— GIVEN TEXT —
<<<<
This is a petition for a writ of mandamus to the Hon. Gardner F. Goodwyn, Judge of the Tenth Judicial Circuit at Bessemer, directing him to set aside a judgment on the forfeiture of a bail bond, in a criminal case where the defendant did not appear.
We understand the judgment to be conditional as provided in section 213, Title 15, Code of 1940. But it does not clearly appear so to be. There is no certified copy of it as recorded on the minutes, but apparently only a docket memorandum of the judge. There must be such a conditional judgment followed by notice, as required by section 214, Title 15, Code of 1940, after which the conditional judgment is either set aside or made absolute in whole or in part. Section 217, Title 15, Code of 1940.
This procedure is in the nature of a civil action distinct from the original case, which latter is usually criminal. It leads to a final civil judgment, from which an appeal lies to this court, as in other civil cases. Jones v. City of Opelika,242 Ala. 24, 4 So.2d 509 (8 and 9); 8 C.J.S., page 214, Bail, § 107.
Whether or not the trial court has the legal power to render a conditional judgment, his act of doing so cannot be reviewed by mandamus, if there is other adequate appropriate remedy. Ex parte Wright, 225 Ala. 220, 142 So. 672.
>>>>
— ROWS —
<<<<
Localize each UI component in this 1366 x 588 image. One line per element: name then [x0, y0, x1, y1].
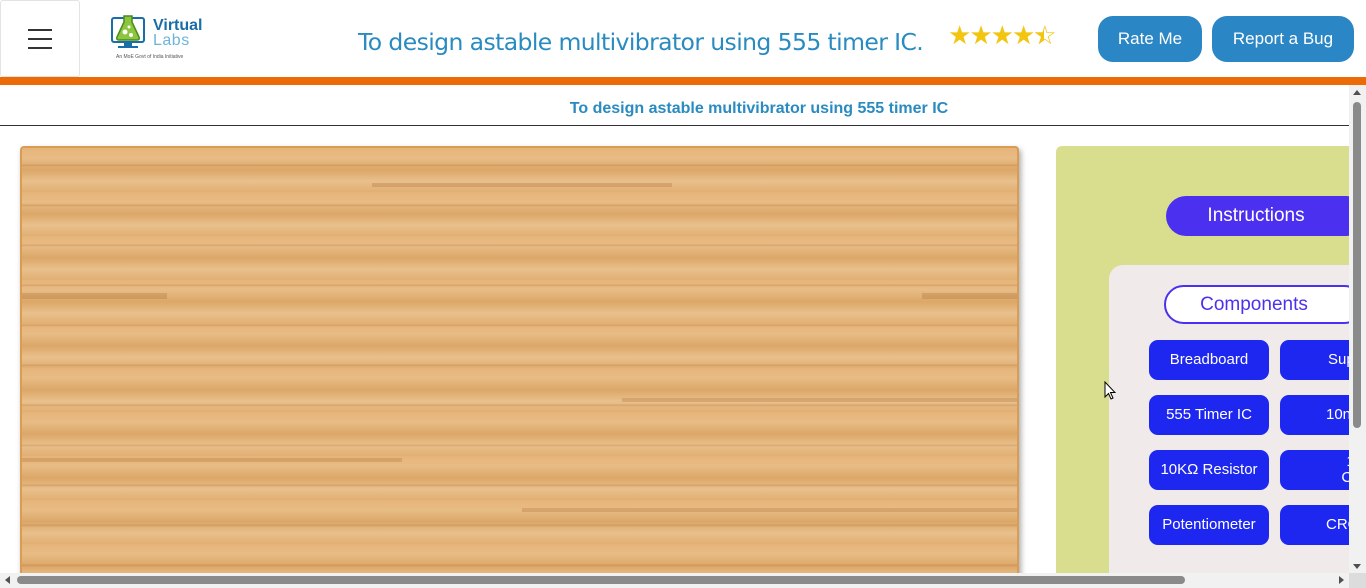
logo-brand-bottom: Labs [153, 32, 190, 49]
wood-grain [372, 183, 672, 187]
report-bug-button[interactable]: Report a Bug [1212, 16, 1354, 62]
scroll-up-icon[interactable] [1353, 90, 1361, 95]
menu-icon-bar [28, 46, 52, 49]
star-icon: ★ [990, 20, 1014, 50]
horizontal-scroll-thumb[interactable] [17, 576, 1185, 584]
scrollbar-corner [1349, 573, 1366, 588]
site-header: Virtual Labs An MoE Govt of India Initia… [0, 0, 1366, 77]
hamburger-menu-button[interactable] [0, 0, 80, 77]
component-potentiometer-button[interactable]: Potentiometer [1149, 505, 1269, 545]
half-star-icon: ★☆ [1033, 20, 1056, 50]
accent-bar [0, 77, 1366, 85]
rating-stars[interactable]: ★★★★★☆ [948, 20, 1057, 51]
wood-grain [522, 508, 1017, 512]
divider [0, 125, 1350, 126]
mouse-cursor-icon [1104, 381, 1116, 400]
page-title: To design astable multivibrator using 55… [358, 28, 924, 56]
menu-icon-bar [28, 28, 52, 31]
component-555-timer-button[interactable]: 555 Timer IC [1149, 395, 1269, 435]
scroll-down-icon[interactable] [1353, 564, 1361, 569]
vertical-scroll-thumb[interactable] [1353, 102, 1361, 428]
component-100n-capacitor-button[interactable]: 100n Capac [1280, 450, 1350, 490]
wood-workbench[interactable] [20, 146, 1019, 586]
star-icon: ★ [1011, 20, 1035, 50]
star-icon: ★ [969, 20, 992, 50]
wood-grain [922, 293, 1017, 299]
component-panel: Instructions Components Breadboard Supp … [1056, 146, 1350, 576]
components-box: Components Breadboard Supp 555 Timer IC … [1109, 265, 1350, 576]
component-10k-resistor-button[interactable]: 10KΩ Resistor [1149, 450, 1269, 490]
logo-tagline: An MoE Govt of India Initiative [116, 54, 184, 60]
scroll-left-icon[interactable] [5, 576, 10, 584]
flask-icon [111, 15, 145, 48]
wood-grain [22, 293, 167, 299]
vertical-scrollbar[interactable] [1349, 85, 1366, 573]
scroll-right-icon[interactable] [1339, 576, 1344, 584]
component-cro-button[interactable]: CRO [1280, 505, 1350, 545]
components-heading: Components [1164, 285, 1350, 324]
instructions-button[interactable]: Instructions [1166, 196, 1350, 236]
rate-me-button[interactable]: Rate Me [1098, 16, 1202, 62]
virtual-labs-logo[interactable]: Virtual Labs An MoE Govt of India Initia… [110, 12, 203, 64]
horizontal-scrollbar[interactable] [0, 573, 1349, 588]
component-supply-button[interactable]: Supp [1280, 340, 1350, 380]
component-breadboard-button[interactable]: Breadboard [1149, 340, 1269, 380]
wood-grain [22, 458, 402, 462]
star-icon: ★ [948, 20, 971, 50]
menu-icon-bar [28, 37, 52, 40]
experiment-title: To design astable multivibrator using 55… [569, 100, 949, 117]
wood-grain [622, 398, 1017, 402]
component-10n-capacitor-button[interactable]: 10n Capac [1280, 395, 1350, 435]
>>>>
— SHORT PROBLEM —
Resume the court opinion on the bail bond mandamus petition, starting right after its last sentence.

— OUTPUT FOR THIS EXERCISE —
Petitioner here relies on the amendment dated October 6, 1942, of the Soldiers' and Sailors' Act of Congress, amending section 103 of the Act of 1940, 50 U.S.C.A.Appendix § 513, so entitled, prohibiting a court from enforcing a bail bond during the military service of the principal on the bond under certain circumstances there mentioned. That act was approved after the conditional judgment was here rendered. Nothing has been cited to us to show that the court had no power to render it.
Moreover, when the scire facias is served, and it comes on for final hearing under section 217, Code, supra, the parties thus notified will have an opportunity to make a showing under that act. Briggs v. Commonwealth of Kentucky, 185 Ky. 340,214 S.W. 975, 8 A.L.R. 363. And if the judgment is made final an appeal will lie as in other civil causes. That remedy is adequate and appropriate. Mandamus should not be available at this time to reach the point.
But the Act of October 6, 1942, supra, should not serve to prohibit a conditional judgment from being thereafter rendered so that on a hearing it may be determined whether the principal is entitled to its benefits.
All such questions are due to be determined on a return of the scire facias, when a final judgment will be rendered reviewable by appeal in the usual way as in other civil cases.
Let the writ of mandamus be denied.
GARDNER, C. J., and BOULDIN and LAWSON, JJ., concur.
On Rehearing.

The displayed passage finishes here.